[Dataset rows]
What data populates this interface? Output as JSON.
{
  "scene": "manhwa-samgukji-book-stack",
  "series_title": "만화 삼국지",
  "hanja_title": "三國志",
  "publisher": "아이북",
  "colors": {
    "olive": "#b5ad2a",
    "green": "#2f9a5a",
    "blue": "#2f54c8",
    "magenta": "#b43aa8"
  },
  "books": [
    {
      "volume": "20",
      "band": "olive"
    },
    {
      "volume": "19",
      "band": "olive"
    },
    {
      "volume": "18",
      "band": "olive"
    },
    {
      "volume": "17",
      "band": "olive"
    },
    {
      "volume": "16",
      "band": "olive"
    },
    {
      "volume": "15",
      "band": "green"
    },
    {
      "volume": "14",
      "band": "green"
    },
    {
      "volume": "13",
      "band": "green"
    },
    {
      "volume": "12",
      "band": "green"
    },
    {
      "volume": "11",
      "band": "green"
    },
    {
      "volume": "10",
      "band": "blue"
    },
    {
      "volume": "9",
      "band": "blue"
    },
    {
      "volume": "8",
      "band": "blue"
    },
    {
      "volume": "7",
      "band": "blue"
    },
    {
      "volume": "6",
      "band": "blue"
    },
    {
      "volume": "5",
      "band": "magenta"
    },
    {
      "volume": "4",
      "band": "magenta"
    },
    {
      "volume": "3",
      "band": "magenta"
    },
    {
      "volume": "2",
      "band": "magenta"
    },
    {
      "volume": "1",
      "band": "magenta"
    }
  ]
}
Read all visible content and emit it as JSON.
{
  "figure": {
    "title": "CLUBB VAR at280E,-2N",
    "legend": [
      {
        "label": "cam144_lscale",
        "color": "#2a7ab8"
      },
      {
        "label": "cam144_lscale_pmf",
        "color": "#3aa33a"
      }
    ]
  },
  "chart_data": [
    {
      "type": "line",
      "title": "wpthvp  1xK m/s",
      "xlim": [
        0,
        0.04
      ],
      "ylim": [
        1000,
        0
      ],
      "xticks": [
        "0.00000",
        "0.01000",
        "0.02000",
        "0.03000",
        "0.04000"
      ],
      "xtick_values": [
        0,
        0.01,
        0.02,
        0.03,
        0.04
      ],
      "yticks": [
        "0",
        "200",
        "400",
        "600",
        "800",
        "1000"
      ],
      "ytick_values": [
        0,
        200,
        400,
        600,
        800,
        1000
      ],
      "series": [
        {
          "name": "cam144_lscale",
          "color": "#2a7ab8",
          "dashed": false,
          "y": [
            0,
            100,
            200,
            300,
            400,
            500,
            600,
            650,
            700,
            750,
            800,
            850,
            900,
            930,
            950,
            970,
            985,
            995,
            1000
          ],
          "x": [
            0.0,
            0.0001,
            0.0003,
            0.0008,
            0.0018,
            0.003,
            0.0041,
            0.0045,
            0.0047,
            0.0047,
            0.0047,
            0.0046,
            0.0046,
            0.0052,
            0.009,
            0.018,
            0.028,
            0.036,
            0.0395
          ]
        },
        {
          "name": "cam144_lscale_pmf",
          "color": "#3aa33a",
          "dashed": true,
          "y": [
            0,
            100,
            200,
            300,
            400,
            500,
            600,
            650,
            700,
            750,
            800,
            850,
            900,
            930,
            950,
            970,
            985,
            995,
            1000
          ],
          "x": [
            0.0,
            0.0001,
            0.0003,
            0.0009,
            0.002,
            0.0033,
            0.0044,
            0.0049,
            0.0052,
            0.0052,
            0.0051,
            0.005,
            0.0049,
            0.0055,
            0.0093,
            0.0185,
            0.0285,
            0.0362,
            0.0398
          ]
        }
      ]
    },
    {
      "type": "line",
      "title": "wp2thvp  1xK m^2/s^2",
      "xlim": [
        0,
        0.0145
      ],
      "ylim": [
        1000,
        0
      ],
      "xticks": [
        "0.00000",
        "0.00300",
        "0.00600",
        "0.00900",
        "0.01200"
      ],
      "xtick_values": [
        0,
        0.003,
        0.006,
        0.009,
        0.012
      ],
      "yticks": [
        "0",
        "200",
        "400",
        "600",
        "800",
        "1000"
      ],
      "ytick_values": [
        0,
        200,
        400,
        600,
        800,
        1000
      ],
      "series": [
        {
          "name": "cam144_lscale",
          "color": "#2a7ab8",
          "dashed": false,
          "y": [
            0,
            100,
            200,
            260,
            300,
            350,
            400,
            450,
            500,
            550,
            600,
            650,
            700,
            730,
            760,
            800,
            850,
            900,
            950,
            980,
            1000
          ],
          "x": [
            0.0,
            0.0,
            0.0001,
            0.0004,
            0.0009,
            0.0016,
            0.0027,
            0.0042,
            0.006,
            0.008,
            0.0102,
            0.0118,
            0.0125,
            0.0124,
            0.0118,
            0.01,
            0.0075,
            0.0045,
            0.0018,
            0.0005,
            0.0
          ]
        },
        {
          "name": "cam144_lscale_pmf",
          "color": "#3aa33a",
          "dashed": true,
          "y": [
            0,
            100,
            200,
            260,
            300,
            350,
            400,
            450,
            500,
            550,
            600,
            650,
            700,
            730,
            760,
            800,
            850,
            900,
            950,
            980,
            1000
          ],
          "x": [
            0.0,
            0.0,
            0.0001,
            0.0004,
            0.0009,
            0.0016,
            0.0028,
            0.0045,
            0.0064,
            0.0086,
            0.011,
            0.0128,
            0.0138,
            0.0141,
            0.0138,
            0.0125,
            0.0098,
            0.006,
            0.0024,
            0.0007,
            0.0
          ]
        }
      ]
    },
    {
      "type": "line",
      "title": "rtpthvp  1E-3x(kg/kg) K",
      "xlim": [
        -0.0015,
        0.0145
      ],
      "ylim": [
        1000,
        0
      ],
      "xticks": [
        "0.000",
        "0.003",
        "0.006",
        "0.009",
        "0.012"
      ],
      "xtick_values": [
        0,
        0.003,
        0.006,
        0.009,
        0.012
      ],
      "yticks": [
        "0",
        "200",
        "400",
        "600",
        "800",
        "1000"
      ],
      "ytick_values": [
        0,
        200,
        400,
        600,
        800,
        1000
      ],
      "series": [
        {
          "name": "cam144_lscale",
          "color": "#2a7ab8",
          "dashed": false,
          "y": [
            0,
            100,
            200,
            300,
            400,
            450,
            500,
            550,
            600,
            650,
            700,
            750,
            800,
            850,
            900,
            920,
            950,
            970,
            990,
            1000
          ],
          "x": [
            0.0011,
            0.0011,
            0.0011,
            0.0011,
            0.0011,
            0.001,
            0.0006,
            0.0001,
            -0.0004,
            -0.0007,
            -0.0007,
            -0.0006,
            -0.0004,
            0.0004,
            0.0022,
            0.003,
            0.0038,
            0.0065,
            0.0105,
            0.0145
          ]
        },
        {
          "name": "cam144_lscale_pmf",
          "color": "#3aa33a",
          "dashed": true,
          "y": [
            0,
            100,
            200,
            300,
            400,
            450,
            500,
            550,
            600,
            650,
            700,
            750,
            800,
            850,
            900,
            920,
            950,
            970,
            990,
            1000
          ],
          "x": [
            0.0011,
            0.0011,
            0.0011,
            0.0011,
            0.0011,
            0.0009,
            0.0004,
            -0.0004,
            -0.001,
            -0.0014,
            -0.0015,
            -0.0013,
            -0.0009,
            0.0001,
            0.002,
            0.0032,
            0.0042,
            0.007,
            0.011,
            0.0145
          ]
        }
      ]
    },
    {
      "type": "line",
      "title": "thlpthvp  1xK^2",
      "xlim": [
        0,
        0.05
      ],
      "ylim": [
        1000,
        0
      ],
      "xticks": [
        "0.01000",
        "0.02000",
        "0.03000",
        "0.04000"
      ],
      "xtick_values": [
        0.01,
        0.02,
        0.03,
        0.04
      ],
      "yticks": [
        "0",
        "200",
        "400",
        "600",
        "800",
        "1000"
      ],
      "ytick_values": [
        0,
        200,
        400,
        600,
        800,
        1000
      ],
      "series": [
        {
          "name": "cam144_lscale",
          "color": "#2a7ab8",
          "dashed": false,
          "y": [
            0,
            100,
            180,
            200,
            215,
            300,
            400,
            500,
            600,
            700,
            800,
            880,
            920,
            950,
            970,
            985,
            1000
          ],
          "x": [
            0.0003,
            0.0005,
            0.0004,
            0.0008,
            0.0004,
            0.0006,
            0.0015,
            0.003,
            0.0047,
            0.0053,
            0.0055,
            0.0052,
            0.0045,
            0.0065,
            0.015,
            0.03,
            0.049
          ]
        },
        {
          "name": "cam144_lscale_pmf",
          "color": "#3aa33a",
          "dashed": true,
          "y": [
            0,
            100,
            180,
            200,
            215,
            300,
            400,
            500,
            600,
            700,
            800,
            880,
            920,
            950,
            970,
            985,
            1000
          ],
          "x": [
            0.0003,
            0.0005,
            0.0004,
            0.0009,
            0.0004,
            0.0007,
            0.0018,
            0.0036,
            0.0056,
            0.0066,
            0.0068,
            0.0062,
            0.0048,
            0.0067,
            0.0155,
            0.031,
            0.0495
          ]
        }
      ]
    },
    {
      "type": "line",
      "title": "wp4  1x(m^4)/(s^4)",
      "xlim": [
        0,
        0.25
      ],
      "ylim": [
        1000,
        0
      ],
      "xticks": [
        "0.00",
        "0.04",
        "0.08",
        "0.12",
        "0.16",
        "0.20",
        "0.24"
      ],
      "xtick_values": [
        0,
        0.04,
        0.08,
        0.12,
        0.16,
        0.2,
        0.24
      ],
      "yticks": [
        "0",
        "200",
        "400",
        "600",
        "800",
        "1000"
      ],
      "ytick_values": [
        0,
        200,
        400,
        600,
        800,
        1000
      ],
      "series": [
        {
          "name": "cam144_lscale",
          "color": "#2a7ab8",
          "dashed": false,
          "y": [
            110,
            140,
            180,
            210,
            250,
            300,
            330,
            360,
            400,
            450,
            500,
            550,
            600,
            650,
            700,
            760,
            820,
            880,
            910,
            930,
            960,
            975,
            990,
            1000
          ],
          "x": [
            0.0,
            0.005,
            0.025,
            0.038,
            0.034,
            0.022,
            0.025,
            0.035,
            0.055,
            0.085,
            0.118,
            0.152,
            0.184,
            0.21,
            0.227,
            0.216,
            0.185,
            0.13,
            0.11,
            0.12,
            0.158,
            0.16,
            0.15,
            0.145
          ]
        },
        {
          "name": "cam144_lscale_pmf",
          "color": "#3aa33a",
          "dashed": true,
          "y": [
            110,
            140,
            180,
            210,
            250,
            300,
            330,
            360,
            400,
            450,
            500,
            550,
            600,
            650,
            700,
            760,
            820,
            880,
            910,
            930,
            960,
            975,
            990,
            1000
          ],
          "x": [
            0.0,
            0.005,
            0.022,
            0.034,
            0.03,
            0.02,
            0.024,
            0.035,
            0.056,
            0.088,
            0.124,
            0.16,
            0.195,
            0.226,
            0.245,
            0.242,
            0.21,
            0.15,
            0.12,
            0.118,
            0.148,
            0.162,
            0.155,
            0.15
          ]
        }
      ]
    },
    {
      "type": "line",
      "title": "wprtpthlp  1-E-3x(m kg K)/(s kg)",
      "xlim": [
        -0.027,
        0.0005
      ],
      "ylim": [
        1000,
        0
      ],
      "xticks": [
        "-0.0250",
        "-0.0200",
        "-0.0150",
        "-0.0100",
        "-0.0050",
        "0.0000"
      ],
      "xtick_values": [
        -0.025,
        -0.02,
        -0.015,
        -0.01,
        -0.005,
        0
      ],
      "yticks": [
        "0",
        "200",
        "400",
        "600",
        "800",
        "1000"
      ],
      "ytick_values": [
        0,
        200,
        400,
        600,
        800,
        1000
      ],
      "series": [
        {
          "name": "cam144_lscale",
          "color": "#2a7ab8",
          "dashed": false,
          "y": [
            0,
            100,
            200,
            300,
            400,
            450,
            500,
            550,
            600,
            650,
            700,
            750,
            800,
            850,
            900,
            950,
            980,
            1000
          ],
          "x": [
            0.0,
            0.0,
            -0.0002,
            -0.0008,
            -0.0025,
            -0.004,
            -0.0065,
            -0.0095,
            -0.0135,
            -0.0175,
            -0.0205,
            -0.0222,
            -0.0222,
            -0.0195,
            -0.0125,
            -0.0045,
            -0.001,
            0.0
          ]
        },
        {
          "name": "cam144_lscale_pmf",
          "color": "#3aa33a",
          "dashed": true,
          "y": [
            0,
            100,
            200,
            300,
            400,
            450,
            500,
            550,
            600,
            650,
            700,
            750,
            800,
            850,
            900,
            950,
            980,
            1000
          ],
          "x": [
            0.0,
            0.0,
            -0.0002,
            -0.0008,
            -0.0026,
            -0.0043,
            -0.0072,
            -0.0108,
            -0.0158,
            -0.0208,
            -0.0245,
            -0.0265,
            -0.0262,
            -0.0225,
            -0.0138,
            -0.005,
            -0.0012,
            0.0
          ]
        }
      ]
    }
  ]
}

WHAT TO WORK ON >> Pull out every line of the entries that includes the word "JSON".

EXPECTED ANSWER >>
What data populates this interface? Output as JSON.
Read all visible content and emit it as JSON.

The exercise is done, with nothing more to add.